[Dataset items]
<<<<
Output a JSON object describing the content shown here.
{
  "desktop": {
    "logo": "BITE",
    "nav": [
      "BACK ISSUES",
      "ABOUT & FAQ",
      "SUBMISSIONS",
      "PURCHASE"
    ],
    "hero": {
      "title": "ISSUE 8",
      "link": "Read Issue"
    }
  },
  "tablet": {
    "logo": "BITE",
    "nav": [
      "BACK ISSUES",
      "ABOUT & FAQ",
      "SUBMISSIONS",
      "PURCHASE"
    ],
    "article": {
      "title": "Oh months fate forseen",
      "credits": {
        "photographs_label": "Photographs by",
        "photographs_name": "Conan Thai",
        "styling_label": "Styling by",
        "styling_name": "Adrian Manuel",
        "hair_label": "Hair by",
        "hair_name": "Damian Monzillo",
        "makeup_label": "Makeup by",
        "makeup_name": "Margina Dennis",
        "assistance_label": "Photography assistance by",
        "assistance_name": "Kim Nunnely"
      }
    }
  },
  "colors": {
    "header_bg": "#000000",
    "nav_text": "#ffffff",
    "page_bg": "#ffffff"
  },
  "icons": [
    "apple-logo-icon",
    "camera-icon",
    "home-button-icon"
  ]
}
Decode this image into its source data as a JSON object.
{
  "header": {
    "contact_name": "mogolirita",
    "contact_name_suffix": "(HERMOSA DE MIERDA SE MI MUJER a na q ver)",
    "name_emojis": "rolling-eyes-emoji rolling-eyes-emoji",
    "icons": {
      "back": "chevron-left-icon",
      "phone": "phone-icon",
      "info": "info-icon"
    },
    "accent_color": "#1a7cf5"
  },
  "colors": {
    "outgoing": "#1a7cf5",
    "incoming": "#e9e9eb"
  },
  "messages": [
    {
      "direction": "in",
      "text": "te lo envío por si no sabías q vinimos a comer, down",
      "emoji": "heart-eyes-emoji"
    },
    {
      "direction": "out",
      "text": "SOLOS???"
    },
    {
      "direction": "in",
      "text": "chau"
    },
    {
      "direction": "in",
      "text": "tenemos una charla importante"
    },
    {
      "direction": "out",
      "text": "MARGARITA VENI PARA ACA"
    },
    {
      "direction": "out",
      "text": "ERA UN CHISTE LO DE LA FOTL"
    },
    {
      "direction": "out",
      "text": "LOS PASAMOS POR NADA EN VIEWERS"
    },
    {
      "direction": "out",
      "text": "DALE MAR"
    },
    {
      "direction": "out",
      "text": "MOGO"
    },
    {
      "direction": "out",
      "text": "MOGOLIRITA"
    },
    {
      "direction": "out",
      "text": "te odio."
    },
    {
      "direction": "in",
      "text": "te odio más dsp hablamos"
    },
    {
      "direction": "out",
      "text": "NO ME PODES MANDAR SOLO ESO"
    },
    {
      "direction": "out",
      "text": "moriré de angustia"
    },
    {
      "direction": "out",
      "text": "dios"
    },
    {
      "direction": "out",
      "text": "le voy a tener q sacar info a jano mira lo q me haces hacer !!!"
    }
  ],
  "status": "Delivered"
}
>>>>
» **Problem details**
Search the data for "object" and list every line in which it occurs.

» **Full response**
Output a JSON object describing the content shown here.
Decode this image into its source data as a JSON object.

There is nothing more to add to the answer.